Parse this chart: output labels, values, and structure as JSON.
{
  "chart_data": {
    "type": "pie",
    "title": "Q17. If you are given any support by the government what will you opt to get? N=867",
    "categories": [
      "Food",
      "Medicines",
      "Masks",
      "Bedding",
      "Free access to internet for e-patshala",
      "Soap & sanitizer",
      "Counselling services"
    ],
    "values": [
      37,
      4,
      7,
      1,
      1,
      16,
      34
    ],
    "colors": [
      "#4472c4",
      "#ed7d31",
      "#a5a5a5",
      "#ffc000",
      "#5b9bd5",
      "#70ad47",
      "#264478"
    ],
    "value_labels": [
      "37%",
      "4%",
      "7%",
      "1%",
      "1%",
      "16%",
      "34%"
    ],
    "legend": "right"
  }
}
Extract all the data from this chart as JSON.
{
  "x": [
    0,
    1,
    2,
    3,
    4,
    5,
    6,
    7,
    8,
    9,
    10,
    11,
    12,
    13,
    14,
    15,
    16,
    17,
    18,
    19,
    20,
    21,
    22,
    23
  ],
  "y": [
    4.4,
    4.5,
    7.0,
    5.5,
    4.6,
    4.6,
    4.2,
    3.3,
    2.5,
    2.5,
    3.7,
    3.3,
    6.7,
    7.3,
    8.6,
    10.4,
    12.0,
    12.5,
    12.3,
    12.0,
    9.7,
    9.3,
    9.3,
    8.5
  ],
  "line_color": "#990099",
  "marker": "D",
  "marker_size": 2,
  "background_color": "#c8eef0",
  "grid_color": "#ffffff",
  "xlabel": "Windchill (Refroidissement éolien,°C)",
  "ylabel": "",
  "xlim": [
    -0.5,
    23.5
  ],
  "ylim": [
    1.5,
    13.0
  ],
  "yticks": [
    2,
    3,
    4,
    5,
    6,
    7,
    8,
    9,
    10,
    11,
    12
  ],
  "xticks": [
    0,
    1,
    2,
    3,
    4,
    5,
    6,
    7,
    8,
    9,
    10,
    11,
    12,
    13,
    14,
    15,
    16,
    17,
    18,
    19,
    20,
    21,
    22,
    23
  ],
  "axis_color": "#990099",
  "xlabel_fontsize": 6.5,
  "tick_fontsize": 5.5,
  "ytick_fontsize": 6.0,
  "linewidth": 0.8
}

----

Problem: Repeat all of the records above exactly as written.

Solution to this problem:
Parse this chart: output labels, values, and structure as JSON.
{
  "chart_data": {
    "type": "pie",
    "title": "Q17. If you are given any support by the government what will you opt to get? N=867",
    "categories": [
      "Food",
      "Medicines",
      "Masks",
      "Bedding",
      "Free access to internet for e-patshala",
      "Soap & sanitizer",
      "Counselling services"
    ],
    "values": [
      37,
      4,
      7,
      1,
      1,
      16,
      34
    ],
    "colors": [
      "#4472c4",
      "#ed7d31",
      "#a5a5a5",
      "#ffc000",
      "#5b9bd5",
      "#70ad47",
      "#264478"
    ],
    "value_labels": [
      "37%",
      "4%",
      "7%",
      "1%",
      "1%",
      "16%",
      "34%"
    ],
    "legend": "right"
  }
}
Extract all the data from this chart as JSON.
{
  "x": [
    0,
    1,
    2,
    3,
    4,
    5,
    6,
    7,
    8,
    9,
    10,
    11,
    12,
    13,
    14,
    15,
    16,
    17,
    18,
    19,
    20,
    21,
    22,
    23
  ],
  "y": [
    4.4,
    4.5,
    7.0,
    5.5,
    4.6,
    4.6,
    4.2,
    3.3,
    2.5,
    2.5,
    3.7,
    3.3,
    6.7,
    7.3,
    8.6,
    10.4,
    12.0,
    12.5,
    12.3,
    12.0,
    9.7,
    9.3,
    9.3,
    8.5
  ],
  "line_color": "#990099",
  "marker": "D",
  "marker_size": 2,
  "background_color": "#c8eef0",
  "grid_color": "#ffffff",
  "xlabel": "Windchill (Refroidissement éolien,°C)",
  "ylabel": "",
  "xlim": [
    -0.5,
    23.5
  ],
  "ylim": [
    1.5,
    13.0
  ],
  "yticks": [
    2,
    3,
    4,
    5,
    6,
    7,
    8,
    9,
    10,
    11,
    12
  ],
  "xticks": [
    0,
    1,
    2,
    3,
    4,
    5,
    6,
    7,
    8,
    9,
    10,
    11,
    12,
    13,
    14,
    15,
    16,
    17,
    18,
    19,
    20,
    21,
    22,
    23
  ],
  "axis_color": "#990099",
  "xlabel_fontsize": 6.5,
  "tick_fontsize": 5.5,
  "ytick_fontsize": 6.0,
  "linewidth": 0.8
}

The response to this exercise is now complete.